**What you have to do**
Copy out each line in the material below that has the word "screenshot".

* Start Items *

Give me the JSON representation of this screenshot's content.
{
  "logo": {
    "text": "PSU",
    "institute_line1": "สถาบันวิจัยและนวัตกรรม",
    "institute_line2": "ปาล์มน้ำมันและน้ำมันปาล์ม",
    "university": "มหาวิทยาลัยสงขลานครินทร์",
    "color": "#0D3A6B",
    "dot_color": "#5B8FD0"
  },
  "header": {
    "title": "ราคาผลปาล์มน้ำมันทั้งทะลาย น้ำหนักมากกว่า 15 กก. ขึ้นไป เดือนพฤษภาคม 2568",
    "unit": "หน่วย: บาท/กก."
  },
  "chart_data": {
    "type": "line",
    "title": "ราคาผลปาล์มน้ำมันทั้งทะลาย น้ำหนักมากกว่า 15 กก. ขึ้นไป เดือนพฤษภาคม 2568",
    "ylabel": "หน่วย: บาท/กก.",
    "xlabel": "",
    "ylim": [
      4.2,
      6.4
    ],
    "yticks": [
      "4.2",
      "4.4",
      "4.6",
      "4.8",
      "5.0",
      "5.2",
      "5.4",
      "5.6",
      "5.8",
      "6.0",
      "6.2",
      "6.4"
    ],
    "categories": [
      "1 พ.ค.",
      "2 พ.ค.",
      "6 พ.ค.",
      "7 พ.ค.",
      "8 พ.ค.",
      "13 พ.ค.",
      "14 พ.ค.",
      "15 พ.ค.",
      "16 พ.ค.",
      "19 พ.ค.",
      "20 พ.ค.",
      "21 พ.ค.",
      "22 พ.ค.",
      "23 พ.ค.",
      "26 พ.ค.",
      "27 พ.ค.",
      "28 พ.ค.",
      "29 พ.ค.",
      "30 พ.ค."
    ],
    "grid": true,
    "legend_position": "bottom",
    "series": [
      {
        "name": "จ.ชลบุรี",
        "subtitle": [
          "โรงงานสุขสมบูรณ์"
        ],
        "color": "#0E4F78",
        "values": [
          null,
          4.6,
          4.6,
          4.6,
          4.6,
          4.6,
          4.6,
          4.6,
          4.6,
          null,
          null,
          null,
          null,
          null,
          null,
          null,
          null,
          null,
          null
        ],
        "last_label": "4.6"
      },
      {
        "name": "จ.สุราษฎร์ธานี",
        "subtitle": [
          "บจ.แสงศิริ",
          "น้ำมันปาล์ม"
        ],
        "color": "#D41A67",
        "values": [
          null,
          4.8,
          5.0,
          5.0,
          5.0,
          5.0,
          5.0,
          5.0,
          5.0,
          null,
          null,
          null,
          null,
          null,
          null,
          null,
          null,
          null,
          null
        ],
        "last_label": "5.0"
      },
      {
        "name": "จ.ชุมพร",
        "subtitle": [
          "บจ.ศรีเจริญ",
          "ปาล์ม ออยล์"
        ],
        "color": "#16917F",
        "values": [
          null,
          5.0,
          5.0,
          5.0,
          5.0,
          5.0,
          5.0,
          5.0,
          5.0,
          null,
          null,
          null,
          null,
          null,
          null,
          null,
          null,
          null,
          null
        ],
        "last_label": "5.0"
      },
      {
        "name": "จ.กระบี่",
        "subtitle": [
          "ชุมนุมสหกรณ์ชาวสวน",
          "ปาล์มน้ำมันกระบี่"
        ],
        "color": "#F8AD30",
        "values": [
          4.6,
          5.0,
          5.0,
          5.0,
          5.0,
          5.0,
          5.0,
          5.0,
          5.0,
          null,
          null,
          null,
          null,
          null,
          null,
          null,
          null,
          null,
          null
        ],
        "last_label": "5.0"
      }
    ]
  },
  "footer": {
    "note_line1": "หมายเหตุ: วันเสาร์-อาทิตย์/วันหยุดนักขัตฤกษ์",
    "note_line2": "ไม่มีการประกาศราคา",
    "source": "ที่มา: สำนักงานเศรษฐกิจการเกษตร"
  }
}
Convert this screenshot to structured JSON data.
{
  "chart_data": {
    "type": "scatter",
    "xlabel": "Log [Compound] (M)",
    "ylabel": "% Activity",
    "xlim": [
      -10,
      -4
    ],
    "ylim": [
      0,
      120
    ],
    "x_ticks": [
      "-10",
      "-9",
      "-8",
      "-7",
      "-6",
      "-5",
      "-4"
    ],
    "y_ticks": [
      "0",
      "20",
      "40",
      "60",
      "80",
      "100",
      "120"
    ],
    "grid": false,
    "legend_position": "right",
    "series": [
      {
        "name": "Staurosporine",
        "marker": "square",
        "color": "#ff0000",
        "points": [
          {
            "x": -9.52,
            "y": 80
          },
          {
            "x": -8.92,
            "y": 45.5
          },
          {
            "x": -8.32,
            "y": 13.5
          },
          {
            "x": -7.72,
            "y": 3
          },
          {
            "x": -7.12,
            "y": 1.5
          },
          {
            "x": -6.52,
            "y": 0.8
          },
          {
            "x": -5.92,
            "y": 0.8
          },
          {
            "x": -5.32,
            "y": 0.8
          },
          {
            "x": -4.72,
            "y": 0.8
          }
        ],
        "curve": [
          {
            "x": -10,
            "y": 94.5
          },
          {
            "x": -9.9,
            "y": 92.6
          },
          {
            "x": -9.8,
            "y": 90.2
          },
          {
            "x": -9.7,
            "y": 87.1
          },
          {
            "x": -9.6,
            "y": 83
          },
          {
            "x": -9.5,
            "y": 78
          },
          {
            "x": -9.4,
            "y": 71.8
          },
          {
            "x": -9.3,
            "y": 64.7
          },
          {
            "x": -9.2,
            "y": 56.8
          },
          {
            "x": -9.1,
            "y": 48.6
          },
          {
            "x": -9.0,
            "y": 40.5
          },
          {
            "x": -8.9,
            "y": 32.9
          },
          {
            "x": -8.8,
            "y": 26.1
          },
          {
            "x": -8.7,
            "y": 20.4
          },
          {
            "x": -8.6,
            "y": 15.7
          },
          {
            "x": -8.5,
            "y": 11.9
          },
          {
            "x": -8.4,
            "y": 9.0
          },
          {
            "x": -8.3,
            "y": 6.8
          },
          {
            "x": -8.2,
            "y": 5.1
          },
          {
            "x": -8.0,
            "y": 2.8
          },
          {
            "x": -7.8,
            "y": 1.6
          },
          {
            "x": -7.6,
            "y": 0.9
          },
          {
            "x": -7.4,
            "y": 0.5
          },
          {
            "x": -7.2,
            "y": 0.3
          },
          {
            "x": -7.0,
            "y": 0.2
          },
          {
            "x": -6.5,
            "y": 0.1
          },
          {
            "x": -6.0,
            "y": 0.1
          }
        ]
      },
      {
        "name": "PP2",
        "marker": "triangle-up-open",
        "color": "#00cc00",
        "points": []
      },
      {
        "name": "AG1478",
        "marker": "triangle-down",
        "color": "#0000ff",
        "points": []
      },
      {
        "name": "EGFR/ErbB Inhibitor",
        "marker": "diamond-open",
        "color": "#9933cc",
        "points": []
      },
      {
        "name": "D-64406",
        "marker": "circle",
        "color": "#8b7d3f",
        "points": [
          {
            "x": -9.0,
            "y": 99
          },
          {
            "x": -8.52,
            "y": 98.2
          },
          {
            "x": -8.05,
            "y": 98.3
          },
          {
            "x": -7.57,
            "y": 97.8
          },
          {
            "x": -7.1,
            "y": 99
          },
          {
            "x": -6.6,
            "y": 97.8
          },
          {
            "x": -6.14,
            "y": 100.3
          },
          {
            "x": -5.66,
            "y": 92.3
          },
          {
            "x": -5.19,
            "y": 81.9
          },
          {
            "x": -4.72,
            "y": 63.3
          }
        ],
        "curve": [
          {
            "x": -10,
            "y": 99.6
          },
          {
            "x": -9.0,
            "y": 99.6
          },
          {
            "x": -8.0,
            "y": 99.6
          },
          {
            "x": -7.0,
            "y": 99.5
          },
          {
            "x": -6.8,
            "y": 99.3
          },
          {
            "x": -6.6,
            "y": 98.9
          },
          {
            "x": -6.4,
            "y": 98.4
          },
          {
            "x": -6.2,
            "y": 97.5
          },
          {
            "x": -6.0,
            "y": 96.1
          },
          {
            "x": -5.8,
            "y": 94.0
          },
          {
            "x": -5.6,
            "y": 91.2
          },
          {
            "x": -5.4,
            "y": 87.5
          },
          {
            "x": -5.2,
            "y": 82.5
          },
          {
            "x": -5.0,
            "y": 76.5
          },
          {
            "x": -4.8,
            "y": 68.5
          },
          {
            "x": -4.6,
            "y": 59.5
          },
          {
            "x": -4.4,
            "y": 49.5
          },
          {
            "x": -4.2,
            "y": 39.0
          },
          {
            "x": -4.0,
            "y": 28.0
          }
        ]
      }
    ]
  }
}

* End Items *

**Full output**
Give me the JSON representation of this screenshot's content.
Convert this screenshot to structured JSON data.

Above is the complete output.